▶ Work instructions: In the listing below, locate the line containing "Extract all readable text from this page." and copy it and every line after it through the end, exactly as written, leaving out any pictures.

▶ Information shown:
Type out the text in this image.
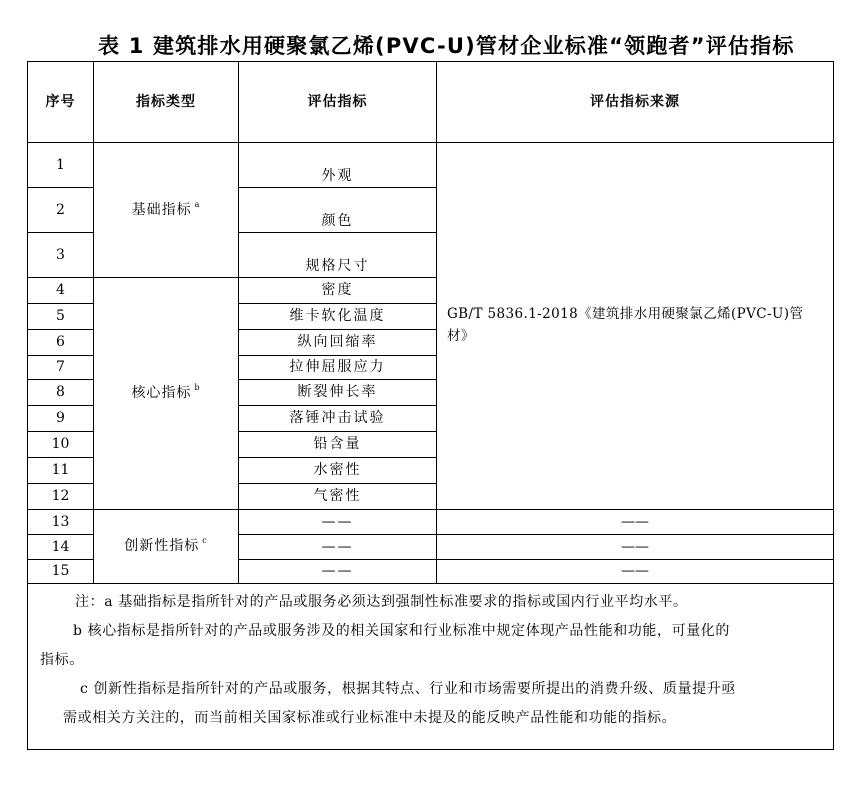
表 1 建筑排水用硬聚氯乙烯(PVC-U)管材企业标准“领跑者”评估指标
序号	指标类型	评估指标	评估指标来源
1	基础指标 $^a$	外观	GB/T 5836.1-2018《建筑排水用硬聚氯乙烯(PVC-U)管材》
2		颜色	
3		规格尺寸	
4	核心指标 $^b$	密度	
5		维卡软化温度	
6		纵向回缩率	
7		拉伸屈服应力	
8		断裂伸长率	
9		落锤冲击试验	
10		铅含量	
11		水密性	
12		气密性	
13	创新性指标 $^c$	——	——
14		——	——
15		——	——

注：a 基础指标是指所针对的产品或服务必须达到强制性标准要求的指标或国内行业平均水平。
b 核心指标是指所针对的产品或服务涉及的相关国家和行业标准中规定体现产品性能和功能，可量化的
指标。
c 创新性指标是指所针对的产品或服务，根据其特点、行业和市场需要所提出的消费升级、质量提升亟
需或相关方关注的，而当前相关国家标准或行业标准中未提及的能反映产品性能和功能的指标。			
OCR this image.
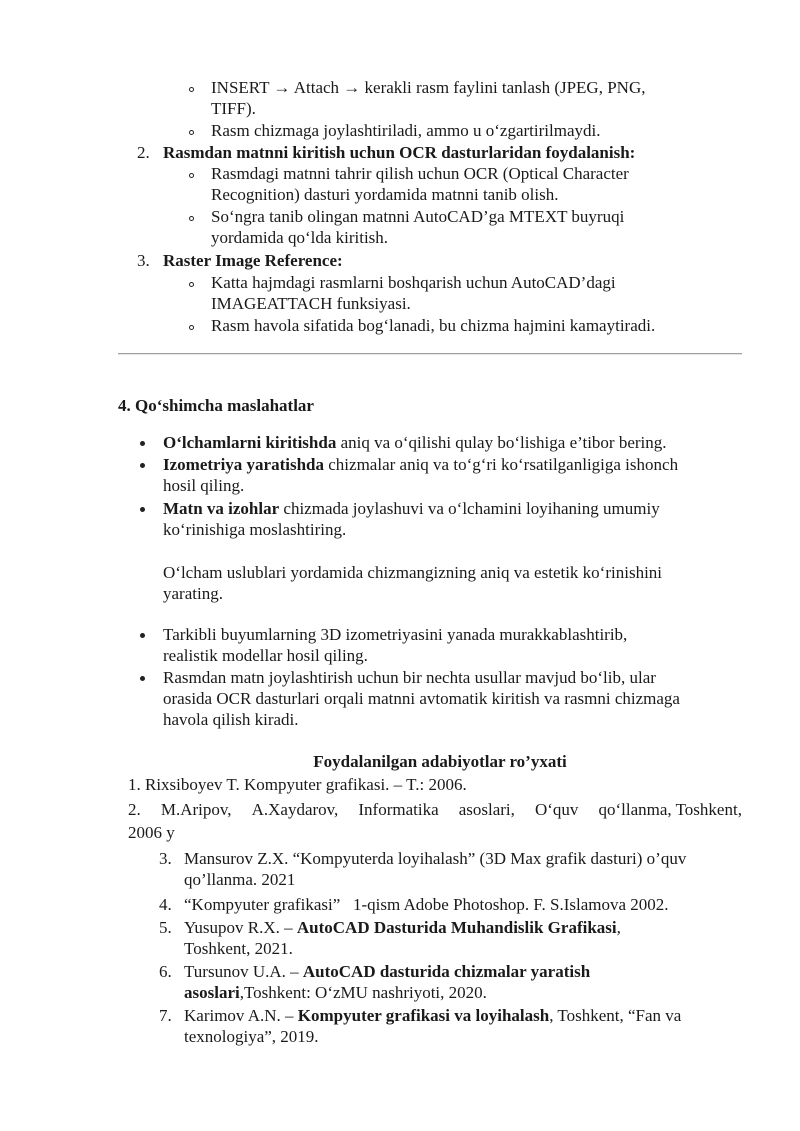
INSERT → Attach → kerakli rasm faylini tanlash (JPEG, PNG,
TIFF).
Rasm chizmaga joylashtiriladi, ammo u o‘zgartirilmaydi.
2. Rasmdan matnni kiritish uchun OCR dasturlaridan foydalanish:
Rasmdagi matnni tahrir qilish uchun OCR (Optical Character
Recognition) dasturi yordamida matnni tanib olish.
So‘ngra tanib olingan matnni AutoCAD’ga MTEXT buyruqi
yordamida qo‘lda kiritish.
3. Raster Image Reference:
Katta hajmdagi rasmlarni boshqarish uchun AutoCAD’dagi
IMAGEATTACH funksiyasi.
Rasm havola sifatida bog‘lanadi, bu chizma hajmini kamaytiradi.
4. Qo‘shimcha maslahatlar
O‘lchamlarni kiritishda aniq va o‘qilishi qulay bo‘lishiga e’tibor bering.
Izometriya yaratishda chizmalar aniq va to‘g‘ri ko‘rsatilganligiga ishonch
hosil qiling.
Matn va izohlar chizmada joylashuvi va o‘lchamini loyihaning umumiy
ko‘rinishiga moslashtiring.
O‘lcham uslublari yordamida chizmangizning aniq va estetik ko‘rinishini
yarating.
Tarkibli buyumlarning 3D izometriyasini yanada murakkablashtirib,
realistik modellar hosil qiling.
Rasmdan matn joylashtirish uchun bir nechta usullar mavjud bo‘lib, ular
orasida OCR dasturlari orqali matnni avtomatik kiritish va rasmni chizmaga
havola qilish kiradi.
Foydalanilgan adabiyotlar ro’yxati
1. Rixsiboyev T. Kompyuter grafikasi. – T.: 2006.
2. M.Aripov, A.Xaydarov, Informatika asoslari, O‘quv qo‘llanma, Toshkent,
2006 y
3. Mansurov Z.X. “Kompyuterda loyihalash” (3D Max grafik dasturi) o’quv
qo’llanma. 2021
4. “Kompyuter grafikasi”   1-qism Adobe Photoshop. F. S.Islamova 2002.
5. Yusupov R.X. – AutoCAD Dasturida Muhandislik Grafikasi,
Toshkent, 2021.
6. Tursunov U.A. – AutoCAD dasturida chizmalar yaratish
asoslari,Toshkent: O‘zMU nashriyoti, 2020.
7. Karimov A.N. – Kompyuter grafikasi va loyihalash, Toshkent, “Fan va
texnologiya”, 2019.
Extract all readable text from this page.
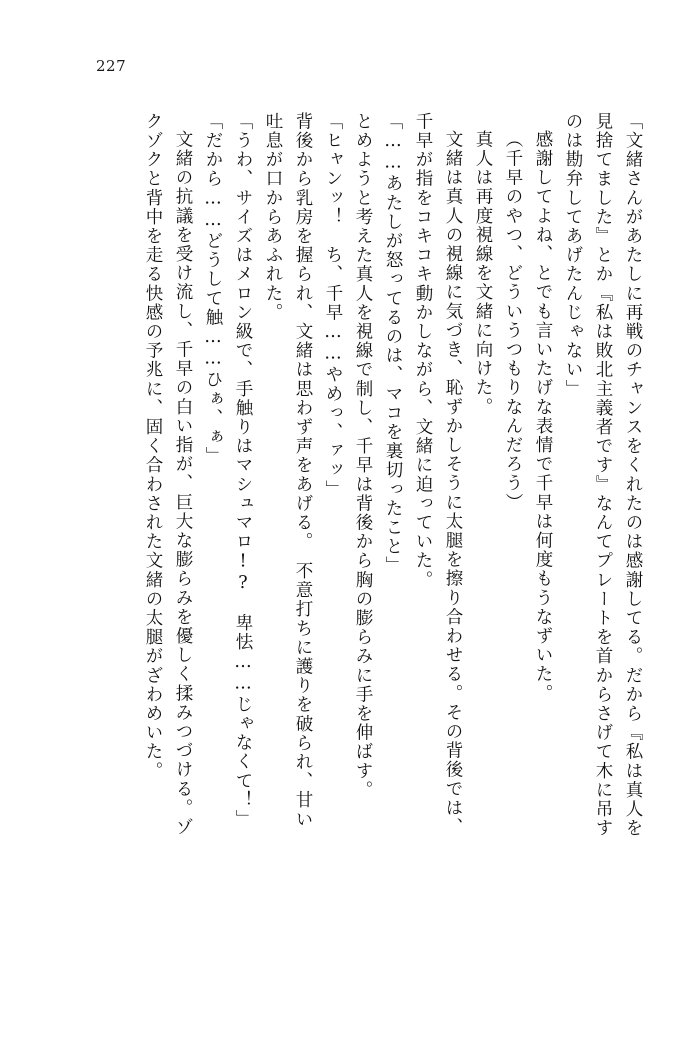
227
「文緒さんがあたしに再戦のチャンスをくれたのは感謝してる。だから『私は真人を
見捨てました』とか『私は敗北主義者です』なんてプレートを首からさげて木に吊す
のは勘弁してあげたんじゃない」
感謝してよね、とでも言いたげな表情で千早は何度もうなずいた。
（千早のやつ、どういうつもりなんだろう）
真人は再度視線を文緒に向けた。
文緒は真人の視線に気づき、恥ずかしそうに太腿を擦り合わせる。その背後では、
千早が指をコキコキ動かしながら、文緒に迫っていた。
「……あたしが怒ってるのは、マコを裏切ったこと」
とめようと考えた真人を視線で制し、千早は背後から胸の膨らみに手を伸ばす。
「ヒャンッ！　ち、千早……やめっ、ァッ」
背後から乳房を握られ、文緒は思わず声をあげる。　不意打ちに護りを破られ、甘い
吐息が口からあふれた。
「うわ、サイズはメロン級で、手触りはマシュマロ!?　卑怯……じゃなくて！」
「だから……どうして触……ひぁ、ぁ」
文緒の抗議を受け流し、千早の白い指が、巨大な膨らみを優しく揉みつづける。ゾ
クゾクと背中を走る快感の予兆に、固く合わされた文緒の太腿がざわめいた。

▶ The reply:
Extract all readable text from this page.
227
「文緒さんがあたしに再戦のチャンスをくれたのは感謝してる。だから『私は真人を
見捨てました』とか『私は敗北主義者です』なんてプレートを首からさげて木に吊す
のは勘弁してあげたんじゃない」
感謝してよね、とでも言いたげな表情で千早は何度もうなずいた。
（千早のやつ、どういうつもりなんだろう）
真人は再度視線を文緒に向けた。
文緒は真人の視線に気づき、恥ずかしそうに太腿を擦り合わせる。その背後では、
千早が指をコキコキ動かしながら、文緒に迫っていた。
「……あたしが怒ってるのは、マコを裏切ったこと」
とめようと考えた真人を視線で制し、千早は背後から胸の膨らみに手を伸ばす。
「ヒャンッ！　ち、千早……やめっ、ァッ」
背後から乳房を握られ、文緒は思わず声をあげる。　不意打ちに護りを破られ、甘い
吐息が口からあふれた。
「うわ、サイズはメロン級で、手触りはマシュマロ!?　卑怯……じゃなくて！」
「だから……どうして触……ひぁ、ぁ」
文緒の抗議を受け流し、千早の白い指が、巨大な膨らみを優しく揉みつづける。ゾ
クゾクと背中を走る快感の予兆に、固く合わされた文緒の太腿がざわめいた。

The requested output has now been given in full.